▶ [Written task] Copy each line of the material below that includes the string "this".

▶ [Listed records]
— Start —

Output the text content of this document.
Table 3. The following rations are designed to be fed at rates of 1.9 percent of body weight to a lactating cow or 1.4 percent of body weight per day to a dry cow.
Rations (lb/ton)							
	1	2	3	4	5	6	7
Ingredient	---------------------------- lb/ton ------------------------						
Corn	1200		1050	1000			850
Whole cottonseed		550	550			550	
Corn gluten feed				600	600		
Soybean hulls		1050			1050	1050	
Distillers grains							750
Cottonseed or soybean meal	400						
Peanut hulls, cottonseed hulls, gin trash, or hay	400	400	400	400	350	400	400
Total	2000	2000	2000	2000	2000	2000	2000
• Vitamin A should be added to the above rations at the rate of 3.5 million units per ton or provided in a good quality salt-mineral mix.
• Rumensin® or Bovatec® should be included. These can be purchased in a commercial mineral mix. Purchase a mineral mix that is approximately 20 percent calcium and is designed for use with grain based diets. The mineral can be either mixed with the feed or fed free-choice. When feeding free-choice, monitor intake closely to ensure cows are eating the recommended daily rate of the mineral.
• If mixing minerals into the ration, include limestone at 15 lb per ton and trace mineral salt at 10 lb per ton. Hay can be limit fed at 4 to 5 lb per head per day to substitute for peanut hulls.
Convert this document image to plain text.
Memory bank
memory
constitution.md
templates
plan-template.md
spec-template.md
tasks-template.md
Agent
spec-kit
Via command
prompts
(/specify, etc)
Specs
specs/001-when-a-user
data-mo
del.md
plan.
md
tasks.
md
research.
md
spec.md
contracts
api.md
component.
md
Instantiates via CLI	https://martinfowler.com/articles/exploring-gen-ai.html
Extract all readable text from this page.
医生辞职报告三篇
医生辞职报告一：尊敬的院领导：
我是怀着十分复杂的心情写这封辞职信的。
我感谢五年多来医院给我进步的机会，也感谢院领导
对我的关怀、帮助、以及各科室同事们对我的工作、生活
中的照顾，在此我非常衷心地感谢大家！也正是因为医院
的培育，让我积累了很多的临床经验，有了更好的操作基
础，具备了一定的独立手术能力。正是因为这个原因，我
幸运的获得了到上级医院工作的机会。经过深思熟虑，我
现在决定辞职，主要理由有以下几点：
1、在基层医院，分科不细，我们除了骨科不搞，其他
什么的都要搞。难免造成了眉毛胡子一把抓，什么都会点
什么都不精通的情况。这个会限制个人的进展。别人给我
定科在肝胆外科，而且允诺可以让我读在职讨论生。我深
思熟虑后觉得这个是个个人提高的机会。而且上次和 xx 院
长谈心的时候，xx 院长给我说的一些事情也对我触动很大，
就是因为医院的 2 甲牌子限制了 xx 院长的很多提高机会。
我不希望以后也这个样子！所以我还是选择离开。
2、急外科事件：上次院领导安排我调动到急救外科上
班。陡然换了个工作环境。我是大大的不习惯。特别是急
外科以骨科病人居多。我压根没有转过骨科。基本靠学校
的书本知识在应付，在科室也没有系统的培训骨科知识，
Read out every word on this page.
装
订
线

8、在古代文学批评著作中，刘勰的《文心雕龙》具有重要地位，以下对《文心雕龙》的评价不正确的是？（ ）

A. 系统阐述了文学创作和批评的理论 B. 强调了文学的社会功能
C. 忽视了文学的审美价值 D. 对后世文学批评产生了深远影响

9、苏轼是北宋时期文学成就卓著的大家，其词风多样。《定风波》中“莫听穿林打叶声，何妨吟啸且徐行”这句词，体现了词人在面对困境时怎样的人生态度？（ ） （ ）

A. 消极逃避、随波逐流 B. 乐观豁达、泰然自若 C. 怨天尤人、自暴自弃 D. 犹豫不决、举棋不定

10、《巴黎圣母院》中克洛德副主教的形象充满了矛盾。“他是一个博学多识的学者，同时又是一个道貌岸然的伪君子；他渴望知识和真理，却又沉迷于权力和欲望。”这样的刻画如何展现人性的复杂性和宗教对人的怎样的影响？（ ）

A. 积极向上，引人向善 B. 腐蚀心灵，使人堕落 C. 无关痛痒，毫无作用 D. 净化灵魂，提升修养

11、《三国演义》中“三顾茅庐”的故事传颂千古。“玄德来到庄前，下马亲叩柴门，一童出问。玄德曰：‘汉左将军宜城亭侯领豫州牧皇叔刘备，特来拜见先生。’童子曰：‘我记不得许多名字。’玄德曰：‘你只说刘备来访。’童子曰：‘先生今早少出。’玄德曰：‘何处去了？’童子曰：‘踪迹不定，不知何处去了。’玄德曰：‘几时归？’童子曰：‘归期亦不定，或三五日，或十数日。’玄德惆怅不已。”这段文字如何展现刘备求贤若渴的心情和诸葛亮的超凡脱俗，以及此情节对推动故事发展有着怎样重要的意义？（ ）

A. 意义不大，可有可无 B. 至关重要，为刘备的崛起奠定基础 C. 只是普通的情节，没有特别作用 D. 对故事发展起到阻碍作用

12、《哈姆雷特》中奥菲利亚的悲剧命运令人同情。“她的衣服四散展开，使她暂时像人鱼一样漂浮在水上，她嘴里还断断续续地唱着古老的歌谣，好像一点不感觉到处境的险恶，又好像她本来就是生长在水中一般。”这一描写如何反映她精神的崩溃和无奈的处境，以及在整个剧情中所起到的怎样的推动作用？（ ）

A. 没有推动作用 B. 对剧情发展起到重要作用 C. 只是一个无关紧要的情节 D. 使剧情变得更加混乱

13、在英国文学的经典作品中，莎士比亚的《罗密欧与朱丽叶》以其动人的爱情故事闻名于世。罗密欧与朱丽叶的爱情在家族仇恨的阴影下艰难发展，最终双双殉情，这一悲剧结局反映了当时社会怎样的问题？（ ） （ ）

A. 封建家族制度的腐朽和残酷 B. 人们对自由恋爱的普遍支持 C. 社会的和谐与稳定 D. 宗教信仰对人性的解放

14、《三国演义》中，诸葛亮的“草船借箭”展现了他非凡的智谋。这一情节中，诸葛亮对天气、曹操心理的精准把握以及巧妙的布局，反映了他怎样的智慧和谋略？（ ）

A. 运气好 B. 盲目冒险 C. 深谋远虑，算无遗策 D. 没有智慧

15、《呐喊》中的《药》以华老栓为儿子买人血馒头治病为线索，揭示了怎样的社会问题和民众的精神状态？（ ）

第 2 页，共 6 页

— End —

▶ [Finished exercise]
Output the text content of this document.
Convert this document image to plain text.
Extract all readable text from this page.
Read out every word on this page.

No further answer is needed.